** Start **

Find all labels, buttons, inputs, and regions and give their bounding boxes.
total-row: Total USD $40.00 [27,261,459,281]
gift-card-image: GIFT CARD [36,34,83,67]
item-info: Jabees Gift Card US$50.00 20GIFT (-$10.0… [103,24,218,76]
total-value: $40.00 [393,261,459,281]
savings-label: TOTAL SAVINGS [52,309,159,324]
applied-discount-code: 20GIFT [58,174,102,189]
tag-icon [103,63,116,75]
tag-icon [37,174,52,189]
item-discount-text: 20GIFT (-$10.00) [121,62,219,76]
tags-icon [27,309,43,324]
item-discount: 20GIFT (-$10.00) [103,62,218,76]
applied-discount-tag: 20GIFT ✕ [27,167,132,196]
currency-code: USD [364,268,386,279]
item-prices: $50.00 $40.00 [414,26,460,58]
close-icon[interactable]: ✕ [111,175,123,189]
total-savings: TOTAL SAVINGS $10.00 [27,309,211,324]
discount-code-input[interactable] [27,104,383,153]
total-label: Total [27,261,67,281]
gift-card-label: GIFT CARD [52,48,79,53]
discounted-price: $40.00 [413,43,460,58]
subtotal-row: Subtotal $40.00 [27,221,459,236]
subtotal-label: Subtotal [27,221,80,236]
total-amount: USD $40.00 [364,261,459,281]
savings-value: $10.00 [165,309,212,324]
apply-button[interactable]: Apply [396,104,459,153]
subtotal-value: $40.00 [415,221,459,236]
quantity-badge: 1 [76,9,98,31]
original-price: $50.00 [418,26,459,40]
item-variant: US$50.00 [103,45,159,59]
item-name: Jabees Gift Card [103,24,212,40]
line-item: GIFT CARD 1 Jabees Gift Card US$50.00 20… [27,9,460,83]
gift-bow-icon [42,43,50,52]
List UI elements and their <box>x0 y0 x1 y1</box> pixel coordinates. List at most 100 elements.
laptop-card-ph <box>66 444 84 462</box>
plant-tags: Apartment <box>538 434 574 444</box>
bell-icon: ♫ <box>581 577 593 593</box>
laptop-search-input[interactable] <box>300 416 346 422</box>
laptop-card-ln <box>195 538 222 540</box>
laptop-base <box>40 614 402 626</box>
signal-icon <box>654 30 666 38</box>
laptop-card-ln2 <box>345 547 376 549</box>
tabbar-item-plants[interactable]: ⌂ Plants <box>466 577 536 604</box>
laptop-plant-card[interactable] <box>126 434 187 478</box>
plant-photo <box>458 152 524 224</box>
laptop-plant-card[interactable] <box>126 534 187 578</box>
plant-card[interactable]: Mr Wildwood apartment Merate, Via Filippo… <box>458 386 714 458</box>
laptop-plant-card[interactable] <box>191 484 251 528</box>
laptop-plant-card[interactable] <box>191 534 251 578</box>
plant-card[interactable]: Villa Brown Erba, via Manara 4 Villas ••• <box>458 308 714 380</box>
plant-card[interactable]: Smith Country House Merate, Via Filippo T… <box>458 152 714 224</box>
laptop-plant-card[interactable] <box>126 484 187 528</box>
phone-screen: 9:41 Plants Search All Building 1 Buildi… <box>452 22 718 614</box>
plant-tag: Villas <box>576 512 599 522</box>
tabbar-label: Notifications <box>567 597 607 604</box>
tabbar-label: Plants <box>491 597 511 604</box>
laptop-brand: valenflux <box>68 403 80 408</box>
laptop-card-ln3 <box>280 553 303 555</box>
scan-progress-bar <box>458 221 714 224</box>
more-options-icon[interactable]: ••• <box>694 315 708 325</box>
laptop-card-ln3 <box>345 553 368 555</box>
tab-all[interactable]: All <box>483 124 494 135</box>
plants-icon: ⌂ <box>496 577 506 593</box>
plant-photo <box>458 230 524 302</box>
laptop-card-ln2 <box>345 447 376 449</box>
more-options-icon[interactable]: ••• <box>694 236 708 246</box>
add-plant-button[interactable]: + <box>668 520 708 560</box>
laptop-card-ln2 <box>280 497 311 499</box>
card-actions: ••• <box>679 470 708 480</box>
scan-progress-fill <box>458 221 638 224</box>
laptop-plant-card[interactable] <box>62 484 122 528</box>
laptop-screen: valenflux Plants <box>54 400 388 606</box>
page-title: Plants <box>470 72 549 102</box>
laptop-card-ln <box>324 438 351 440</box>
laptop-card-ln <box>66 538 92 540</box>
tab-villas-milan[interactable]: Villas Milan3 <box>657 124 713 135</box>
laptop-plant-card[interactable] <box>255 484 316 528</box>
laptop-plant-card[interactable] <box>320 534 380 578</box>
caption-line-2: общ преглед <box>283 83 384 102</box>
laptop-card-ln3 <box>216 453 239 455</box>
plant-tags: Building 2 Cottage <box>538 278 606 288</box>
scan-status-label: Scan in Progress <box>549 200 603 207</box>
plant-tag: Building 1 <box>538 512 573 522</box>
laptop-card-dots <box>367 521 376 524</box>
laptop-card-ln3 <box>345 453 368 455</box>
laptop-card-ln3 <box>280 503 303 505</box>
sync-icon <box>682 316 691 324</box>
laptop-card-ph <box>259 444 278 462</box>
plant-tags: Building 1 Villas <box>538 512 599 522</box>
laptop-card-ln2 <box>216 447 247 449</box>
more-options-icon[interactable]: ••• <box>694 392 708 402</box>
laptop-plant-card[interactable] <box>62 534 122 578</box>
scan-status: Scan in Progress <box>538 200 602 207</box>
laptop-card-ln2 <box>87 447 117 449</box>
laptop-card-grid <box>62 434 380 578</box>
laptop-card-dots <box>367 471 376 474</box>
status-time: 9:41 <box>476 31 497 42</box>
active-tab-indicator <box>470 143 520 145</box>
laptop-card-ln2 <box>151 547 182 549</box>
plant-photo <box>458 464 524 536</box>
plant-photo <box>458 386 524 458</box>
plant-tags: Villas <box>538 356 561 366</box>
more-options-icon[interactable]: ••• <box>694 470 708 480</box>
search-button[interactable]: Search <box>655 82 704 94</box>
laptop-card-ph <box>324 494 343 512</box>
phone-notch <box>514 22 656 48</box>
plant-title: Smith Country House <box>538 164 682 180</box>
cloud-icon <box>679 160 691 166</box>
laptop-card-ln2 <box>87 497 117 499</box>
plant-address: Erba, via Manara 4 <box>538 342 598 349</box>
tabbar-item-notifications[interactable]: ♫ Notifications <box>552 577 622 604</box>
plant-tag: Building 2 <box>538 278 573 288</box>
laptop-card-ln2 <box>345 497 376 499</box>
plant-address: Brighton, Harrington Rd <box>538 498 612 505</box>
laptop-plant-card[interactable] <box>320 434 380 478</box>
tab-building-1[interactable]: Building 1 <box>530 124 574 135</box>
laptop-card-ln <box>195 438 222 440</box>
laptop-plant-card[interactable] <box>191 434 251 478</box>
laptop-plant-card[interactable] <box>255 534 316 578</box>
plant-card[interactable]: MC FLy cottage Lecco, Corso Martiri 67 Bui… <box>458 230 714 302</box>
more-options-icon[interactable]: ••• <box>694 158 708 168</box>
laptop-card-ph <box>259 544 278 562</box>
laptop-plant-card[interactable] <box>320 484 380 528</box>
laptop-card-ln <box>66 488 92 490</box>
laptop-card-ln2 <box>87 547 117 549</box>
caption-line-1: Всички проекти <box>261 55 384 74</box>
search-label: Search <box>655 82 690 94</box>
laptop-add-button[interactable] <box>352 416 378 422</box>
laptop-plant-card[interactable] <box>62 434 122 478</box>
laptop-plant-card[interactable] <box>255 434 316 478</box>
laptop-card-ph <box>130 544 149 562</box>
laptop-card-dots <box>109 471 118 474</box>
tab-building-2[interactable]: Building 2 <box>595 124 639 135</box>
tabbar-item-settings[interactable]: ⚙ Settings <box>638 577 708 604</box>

** End **

PROBLEM TO SOLVE
Copy out every row above word for word, with nothing changed or left out.

FULL SOLUTION
Find all labels, buttons, inputs, and regions and give their bounding boxes.
total-row: Total USD $40.00 [27,261,459,281]
gift-card-image: GIFT CARD [36,34,83,67]
item-info: Jabees Gift Card US$50.00 20GIFT (-$10.0… [103,24,218,76]
total-value: $40.00 [393,261,459,281]
savings-label: TOTAL SAVINGS [52,309,159,324]
applied-discount-code: 20GIFT [58,174,102,189]
tag-icon [103,63,116,75]
tag-icon [37,174,52,189]
item-discount-text: 20GIFT (-$10.00) [121,62,219,76]
tags-icon [27,309,43,324]
item-discount: 20GIFT (-$10.00) [103,62,218,76]
applied-discount-tag: 20GIFT ✕ [27,167,132,196]
currency-code: USD [364,268,386,279]
item-prices: $50.00 $40.00 [414,26,460,58]
close-icon[interactable]: ✕ [111,175,123,189]
total-savings: TOTAL SAVINGS $10.00 [27,309,211,324]
discount-code-input[interactable] [27,104,383,153]
total-label: Total [27,261,67,281]
gift-card-label: GIFT CARD [52,48,79,53]
discounted-price: $40.00 [413,43,460,58]
subtotal-row: Subtotal $40.00 [27,221,459,236]
subtotal-label: Subtotal [27,221,80,236]
total-amount: USD $40.00 [364,261,459,281]
savings-value: $10.00 [165,309,212,324]
apply-button[interactable]: Apply [396,104,459,153]
subtotal-value: $40.00 [415,221,459,236]
quantity-badge: 1 [76,9,98,31]
original-price: $50.00 [418,26,459,40]
item-variant: US$50.00 [103,45,159,59]
item-name: Jabees Gift Card [103,24,212,40]
line-item: GIFT CARD 1 Jabees Gift Card US$50.00 20… [27,9,460,83]
gift-bow-icon [42,43,50,52]
List UI elements and their <box>x0 y0 x1 y1</box> pixel coordinates. List at most 100 elements.
laptop-card-ph <box>66 444 84 462</box>
plant-tags: Apartment <box>538 434 574 444</box>
bell-icon: ♫ <box>581 577 593 593</box>
laptop-search-input[interactable] <box>300 416 346 422</box>
laptop-card-ln <box>195 538 222 540</box>
laptop-base <box>40 614 402 626</box>
signal-icon <box>654 30 666 38</box>
laptop-card-ln2 <box>345 547 376 549</box>
tabbar-item-plants[interactable]: ⌂ Plants <box>466 577 536 604</box>
laptop-plant-card[interactable] <box>126 434 187 478</box>
plant-photo <box>458 152 524 224</box>
laptop-plant-card[interactable] <box>126 534 187 578</box>
plant-card[interactable]: Mr Wildwood apartment Merate, Via Filippo… <box>458 386 714 458</box>
laptop-plant-card[interactable] <box>191 484 251 528</box>
laptop-plant-card[interactable] <box>191 534 251 578</box>
plant-card[interactable]: Villa Brown Erba, via Manara 4 Villas ••• <box>458 308 714 380</box>
plant-card[interactable]: Smith Country House Merate, Via Filippo T… <box>458 152 714 224</box>
laptop-plant-card[interactable] <box>126 484 187 528</box>
phone-screen: 9:41 Plants Search All Building 1 Buildi… <box>452 22 718 614</box>
plant-tag: Villas <box>576 512 599 522</box>
tabbar-label: Notifications <box>567 597 607 604</box>
tabbar-label: Plants <box>491 597 511 604</box>
laptop-brand: valenflux <box>68 403 80 408</box>
laptop-card-ln3 <box>280 553 303 555</box>
scan-progress-bar <box>458 221 714 224</box>
more-options-icon[interactable]: ••• <box>694 315 708 325</box>
laptop-card-ln3 <box>345 553 368 555</box>
tab-all[interactable]: All <box>483 124 494 135</box>
plants-icon: ⌂ <box>496 577 506 593</box>
plant-photo <box>458 230 524 302</box>
laptop-card-ln2 <box>345 447 376 449</box>
more-options-icon[interactable]: ••• <box>694 236 708 246</box>
add-plant-button[interactable]: + <box>668 520 708 560</box>
laptop-card-ln2 <box>280 497 311 499</box>
card-actions: ••• <box>679 470 708 480</box>
scan-progress-fill <box>458 221 638 224</box>
laptop-plant-card[interactable] <box>62 484 122 528</box>
laptop-screen: valenflux Plants <box>54 400 388 606</box>
page-title: Plants <box>470 72 549 102</box>
laptop-card-ln <box>324 438 351 440</box>
laptop-card-ln <box>66 538 92 540</box>
tab-villas-milan[interactable]: Villas Milan3 <box>657 124 713 135</box>
laptop-plant-card[interactable] <box>255 484 316 528</box>
laptop-plant-card[interactable] <box>320 534 380 578</box>
caption-line-2: общ преглед <box>283 83 384 102</box>
laptop-card-ln3 <box>216 453 239 455</box>
plant-tags: Building 2 Cottage <box>538 278 606 288</box>
scan-status-label: Scan in Progress <box>549 200 603 207</box>
plant-tag: Building 1 <box>538 512 573 522</box>
laptop-card-dots <box>367 521 376 524</box>
laptop-card-ln3 <box>345 453 368 455</box>
laptop-card-ln3 <box>280 503 303 505</box>
sync-icon <box>682 316 691 324</box>
laptop-card-ph <box>259 444 278 462</box>
plant-tags: Building 1 Villas <box>538 512 599 522</box>
laptop-card-ln2 <box>216 447 247 449</box>
more-options-icon[interactable]: ••• <box>694 392 708 402</box>
laptop-plant-card[interactable] <box>62 534 122 578</box>
scan-status: Scan in Progress <box>538 200 602 207</box>
laptop-card-ln2 <box>87 447 117 449</box>
laptop-card-grid <box>62 434 380 578</box>
laptop-card-dots <box>367 471 376 474</box>
status-time: 9:41 <box>476 31 497 42</box>
active-tab-indicator <box>470 143 520 145</box>
laptop-card-ln2 <box>151 547 182 549</box>
plant-photo <box>458 464 524 536</box>
plant-photo <box>458 386 524 458</box>
plant-tags: Villas <box>538 356 561 366</box>
more-options-icon[interactable]: ••• <box>694 470 708 480</box>
search-button[interactable]: Search <box>655 82 704 94</box>
laptop-card-ph <box>324 494 343 512</box>
phone-notch <box>514 22 656 48</box>
plant-title: Smith Country House <box>538 164 682 180</box>
cloud-icon <box>679 160 691 166</box>
laptop-card-ln2 <box>87 497 117 499</box>
plant-address: Erba, via Manara 4 <box>538 342 598 349</box>
tabbar-item-notifications[interactable]: ♫ Notifications <box>552 577 622 604</box>
plant-tag: Building 2 <box>538 278 573 288</box>
laptop-card-ln2 <box>345 497 376 499</box>
plant-address: Brighton, Harrington Rd <box>538 498 612 505</box>
laptop-plant-card[interactable] <box>320 434 380 478</box>
tab-building-1[interactable]: Building 1 <box>530 124 574 135</box>
laptop-card-ln <box>195 438 222 440</box>
laptop-plant-card[interactable] <box>191 434 251 478</box>
laptop-plant-card[interactable] <box>255 534 316 578</box>
plant-card[interactable]: MC FLy cottage Lecco, Corso Martiri 67 Bui… <box>458 230 714 302</box>
more-options-icon[interactable]: ••• <box>694 158 708 168</box>
laptop-card-ph <box>259 544 278 562</box>
laptop-plant-card[interactable] <box>320 484 380 528</box>
laptop-card-ln <box>66 488 92 490</box>
laptop-card-ln2 <box>87 547 117 549</box>
caption-line-1: Всички проекти <box>261 55 384 74</box>
search-label: Search <box>655 82 690 94</box>
laptop-add-button[interactable] <box>352 416 378 422</box>
laptop-plant-card[interactable] <box>62 434 122 478</box>
laptop-plant-card[interactable] <box>255 434 316 478</box>
laptop-card-ph <box>130 544 149 562</box>
laptop-card-dots <box>109 471 118 474</box>
tab-building-2[interactable]: Building 2 <box>595 124 639 135</box>
tabbar-item-settings[interactable]: ⚙ Settings <box>638 577 708 604</box>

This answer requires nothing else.